### SELECTED TEXT
▽

0

I am trying to fix an bug found in a mature program for Fujitsu MB90F543. The program works for nearly 10 years so far, but it was discovered, that under some special circumstances it fails to do two things at it's very beginning. One of them is crucial.

After low and high level initialization (ports, pins, peripherials, IRQ handlers) configuration data is read over SPI from EEPROM and status LEDs are turned on for a moment (to turn them a data is send over SPI to a LED driver). When those special circumstances occur first and only first function invoking just a few EEPROM reads fails and additionally a few of the LEDs that should, don't turn on.

The program is written in C and compiled using Softune v30L32. Surprisingly it is sufficient to add single __asm(" NOP ") in low level hardware init to make the program work as expected under mentioned circumstances. It is sufficient to turn off 'Control optimization of pointer aliasing' in Optimization settings. Adding just a few lines of code in various places helps too.

△

### GIVEN TASK 1
Return everything in the post about the Fujitsu MB90F543 bug from "I am trying" down to "don't turn on.", copied word for word.

### GIVEN DATA
▽

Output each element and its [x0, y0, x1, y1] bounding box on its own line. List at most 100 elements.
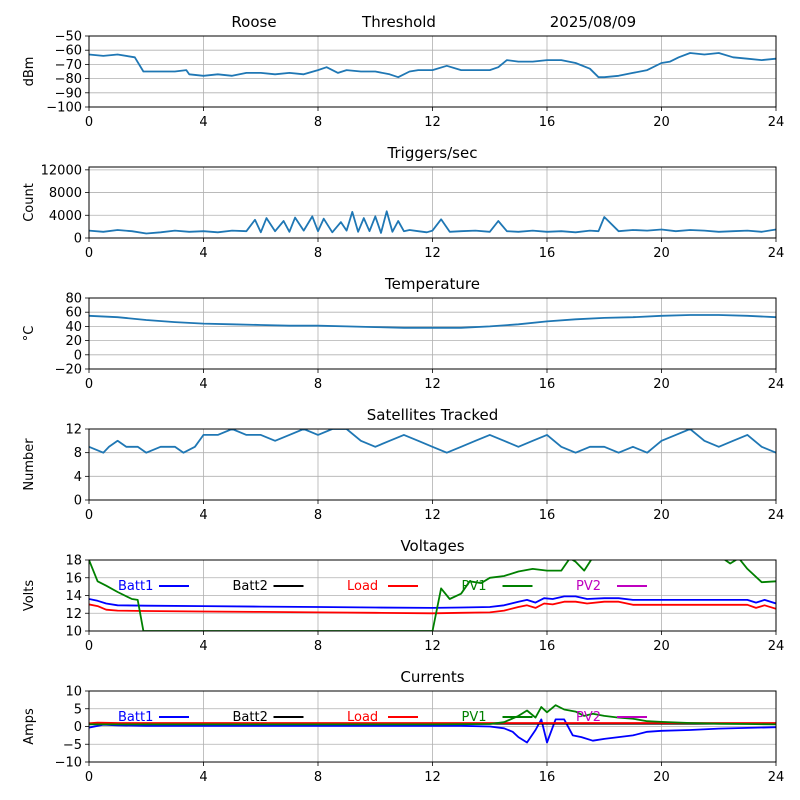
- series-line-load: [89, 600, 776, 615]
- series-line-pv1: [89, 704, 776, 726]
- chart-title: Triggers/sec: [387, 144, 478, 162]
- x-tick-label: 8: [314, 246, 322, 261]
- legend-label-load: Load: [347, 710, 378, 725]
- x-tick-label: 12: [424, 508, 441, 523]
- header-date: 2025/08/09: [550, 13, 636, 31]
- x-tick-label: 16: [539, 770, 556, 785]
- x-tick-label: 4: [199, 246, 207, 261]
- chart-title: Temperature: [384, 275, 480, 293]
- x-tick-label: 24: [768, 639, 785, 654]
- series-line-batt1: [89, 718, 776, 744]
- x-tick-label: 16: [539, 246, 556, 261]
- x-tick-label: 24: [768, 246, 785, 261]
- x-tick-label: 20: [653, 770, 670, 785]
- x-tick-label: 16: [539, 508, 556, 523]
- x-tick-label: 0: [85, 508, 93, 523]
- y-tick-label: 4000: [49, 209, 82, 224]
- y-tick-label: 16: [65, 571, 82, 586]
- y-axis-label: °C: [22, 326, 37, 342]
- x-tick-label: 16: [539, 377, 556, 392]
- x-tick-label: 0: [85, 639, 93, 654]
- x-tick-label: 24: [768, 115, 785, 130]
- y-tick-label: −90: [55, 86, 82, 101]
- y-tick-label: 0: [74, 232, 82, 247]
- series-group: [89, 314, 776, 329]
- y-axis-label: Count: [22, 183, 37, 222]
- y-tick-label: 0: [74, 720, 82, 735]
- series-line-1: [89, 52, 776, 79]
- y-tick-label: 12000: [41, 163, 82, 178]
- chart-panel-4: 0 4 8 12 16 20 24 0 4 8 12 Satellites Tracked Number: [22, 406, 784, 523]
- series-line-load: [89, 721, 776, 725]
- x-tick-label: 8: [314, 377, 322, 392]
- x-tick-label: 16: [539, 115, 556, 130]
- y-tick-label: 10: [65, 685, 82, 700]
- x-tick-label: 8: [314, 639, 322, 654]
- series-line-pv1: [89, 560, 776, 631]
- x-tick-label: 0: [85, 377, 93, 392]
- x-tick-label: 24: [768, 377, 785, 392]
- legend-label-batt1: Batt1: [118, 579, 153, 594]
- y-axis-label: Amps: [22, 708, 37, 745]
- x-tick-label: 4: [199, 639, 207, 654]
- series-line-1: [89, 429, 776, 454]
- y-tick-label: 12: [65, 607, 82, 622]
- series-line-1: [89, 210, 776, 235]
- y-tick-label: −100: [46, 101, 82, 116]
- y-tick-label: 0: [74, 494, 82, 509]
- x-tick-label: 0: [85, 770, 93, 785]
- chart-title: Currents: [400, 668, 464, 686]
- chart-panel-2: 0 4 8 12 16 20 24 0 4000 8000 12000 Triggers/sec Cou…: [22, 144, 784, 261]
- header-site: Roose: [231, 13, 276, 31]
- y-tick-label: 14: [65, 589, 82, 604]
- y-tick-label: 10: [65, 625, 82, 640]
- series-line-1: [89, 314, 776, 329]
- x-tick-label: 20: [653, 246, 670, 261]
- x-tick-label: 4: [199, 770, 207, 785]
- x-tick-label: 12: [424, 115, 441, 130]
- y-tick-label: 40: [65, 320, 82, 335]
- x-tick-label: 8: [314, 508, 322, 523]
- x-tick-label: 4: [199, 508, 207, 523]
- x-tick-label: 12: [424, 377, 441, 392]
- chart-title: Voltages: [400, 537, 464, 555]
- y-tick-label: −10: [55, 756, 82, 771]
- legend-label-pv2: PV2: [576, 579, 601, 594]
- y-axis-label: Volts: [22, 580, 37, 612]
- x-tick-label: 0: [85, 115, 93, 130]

△

### GIVEN TASK 2
Retype the rows, everything from the line containing "- series-line-load: [89, 600, 776, 615]" down to the line containing "- y-axis-label: Amps: [22, 708, 37, 745]", with both of those lines included and nothing else.

### SOLUTION 1
I am trying to fix an bug found in a mature program for Fujitsu MB90F543. The program works for nearly 10 years so far, but it was discovered, that under some special circumstances it fails to do two things at it's very beginning. One of them is crucial.

After low and high level initialization (ports, pins, peripherials, IRQ handlers) configuration data is read over SPI from EEPROM and status LEDs are turned on for a moment (to turn them a data is send over SPI to a LED driver). When those special circumstances occur first and only first function invoking just a few EEPROM reads fails and additionally a few of the LEDs that should, don't turn on.

### SOLUTION 2
- series-line-load: [89, 600, 776, 615]
- series-line-pv1: [89, 704, 776, 726]
- chart-title: Triggers/sec: [387, 144, 478, 162]
- x-tick-label: 8: [314, 246, 322, 261]
- legend-label-load: Load: [347, 710, 378, 725]
- x-tick-label: 12: [424, 508, 441, 523]
- header-date: 2025/08/09: [550, 13, 636, 31]
- x-tick-label: 16: [539, 770, 556, 785]
- x-tick-label: 4: [199, 246, 207, 261]
- chart-title: Temperature: [384, 275, 480, 293]
- x-tick-label: 24: [768, 639, 785, 654]
- series-line-batt1: [89, 718, 776, 744]
- x-tick-label: 16: [539, 246, 556, 261]
- x-tick-label: 24: [768, 246, 785, 261]
- x-tick-label: 20: [653, 770, 670, 785]
- x-tick-label: 16: [539, 508, 556, 523]
- x-tick-label: 0: [85, 508, 93, 523]
- y-tick-label: 4000: [49, 209, 82, 224]
- y-tick-label: 16: [65, 571, 82, 586]
- y-axis-label: °C: [22, 326, 37, 342]
- x-tick-label: 16: [539, 377, 556, 392]
- x-tick-label: 0: [85, 639, 93, 654]
- x-tick-label: 24: [768, 115, 785, 130]
- y-tick-label: −90: [55, 86, 82, 101]
- y-tick-label: 0: [74, 232, 82, 247]
- series-group: [89, 314, 776, 329]
- y-axis-label: Count: [22, 183, 37, 222]
- y-tick-label: 0: [74, 720, 82, 735]
- series-line-1: [89, 52, 776, 79]
- y-tick-label: 12000: [41, 163, 82, 178]
- chart-panel-4: 0 4 8 12 16 20 24 0 4 8 12 Satellites Tracked Number: [22, 406, 784, 523]
- series-line-load: [89, 721, 776, 725]
- x-tick-label: 8: [314, 377, 322, 392]
- x-tick-label: 16: [539, 115, 556, 130]
- y-tick-label: 10: [65, 685, 82, 700]
- x-tick-label: 8: [314, 639, 322, 654]
- series-line-pv1: [89, 560, 776, 631]
- x-tick-label: 0: [85, 377, 93, 392]
- x-tick-label: 24: [768, 377, 785, 392]
- legend-label-batt1: Batt1: [118, 579, 153, 594]
- y-axis-label: Amps: [22, 708, 37, 745]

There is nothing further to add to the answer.